--- START ---
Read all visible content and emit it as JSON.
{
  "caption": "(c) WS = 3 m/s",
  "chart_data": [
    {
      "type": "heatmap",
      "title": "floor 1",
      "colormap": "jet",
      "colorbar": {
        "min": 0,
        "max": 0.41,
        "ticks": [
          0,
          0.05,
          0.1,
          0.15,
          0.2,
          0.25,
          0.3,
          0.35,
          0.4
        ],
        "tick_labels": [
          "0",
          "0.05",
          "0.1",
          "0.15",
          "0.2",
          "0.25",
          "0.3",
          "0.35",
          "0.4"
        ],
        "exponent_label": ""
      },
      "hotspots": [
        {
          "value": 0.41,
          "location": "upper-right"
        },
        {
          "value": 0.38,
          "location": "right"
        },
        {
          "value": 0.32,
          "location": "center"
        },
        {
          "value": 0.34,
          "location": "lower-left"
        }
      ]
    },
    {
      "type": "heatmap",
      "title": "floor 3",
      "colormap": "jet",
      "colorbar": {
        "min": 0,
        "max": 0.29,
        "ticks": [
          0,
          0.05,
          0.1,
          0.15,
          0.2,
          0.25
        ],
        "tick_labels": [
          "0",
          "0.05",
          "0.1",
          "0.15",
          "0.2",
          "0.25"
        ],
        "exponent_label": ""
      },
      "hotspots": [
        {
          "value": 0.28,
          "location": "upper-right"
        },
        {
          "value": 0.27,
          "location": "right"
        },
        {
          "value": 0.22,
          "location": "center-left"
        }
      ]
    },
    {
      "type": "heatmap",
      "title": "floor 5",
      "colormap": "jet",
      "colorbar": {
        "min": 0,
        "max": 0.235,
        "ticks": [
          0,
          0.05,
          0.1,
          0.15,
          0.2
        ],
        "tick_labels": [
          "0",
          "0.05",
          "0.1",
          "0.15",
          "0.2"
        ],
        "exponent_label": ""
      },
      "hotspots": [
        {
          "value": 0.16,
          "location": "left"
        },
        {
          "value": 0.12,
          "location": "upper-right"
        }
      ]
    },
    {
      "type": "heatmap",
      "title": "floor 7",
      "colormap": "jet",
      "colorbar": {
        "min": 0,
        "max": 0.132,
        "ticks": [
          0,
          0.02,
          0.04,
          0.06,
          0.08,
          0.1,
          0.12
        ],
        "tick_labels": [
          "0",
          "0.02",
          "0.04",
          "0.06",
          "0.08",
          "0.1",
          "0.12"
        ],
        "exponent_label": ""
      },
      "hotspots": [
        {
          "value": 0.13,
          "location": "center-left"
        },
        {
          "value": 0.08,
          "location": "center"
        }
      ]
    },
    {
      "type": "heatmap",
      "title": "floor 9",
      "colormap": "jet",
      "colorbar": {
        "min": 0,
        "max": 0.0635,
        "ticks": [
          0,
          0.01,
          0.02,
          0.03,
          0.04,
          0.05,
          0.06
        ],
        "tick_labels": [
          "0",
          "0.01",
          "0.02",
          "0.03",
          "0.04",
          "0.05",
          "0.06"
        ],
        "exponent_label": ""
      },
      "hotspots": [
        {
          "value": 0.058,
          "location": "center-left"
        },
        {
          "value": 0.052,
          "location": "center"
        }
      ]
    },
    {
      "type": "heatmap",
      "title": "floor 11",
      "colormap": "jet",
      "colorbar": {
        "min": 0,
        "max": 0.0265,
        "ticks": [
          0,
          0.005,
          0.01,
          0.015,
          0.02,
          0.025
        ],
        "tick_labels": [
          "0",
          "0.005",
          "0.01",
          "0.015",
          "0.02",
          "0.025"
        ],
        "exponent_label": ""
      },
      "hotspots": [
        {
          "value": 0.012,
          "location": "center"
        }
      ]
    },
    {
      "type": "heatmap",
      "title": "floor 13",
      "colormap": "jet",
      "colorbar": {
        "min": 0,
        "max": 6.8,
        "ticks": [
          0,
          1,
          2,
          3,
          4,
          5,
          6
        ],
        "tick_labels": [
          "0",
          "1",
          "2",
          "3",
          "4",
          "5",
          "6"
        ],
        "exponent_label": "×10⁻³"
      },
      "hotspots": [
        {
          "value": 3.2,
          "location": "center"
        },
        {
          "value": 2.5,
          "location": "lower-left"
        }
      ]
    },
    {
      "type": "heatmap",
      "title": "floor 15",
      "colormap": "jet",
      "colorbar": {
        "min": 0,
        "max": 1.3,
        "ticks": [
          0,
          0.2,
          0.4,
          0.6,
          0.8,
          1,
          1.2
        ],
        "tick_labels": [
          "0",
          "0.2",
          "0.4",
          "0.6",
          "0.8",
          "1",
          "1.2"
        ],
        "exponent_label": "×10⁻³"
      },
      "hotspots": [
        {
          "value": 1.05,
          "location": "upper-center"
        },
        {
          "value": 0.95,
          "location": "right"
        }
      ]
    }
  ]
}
--- END ---
→ **Instructions for the task**:
Select all lines with the word "floor" from the entries above.

→ **Response for this exercise**:
      "title": "floor 1",
      "title": "floor 3",
      "title": "floor 5",
      "title": "floor 7",
      "title": "floor 9",
      "title": "floor 11",
      "title": "floor 13",
      "title": "floor 15",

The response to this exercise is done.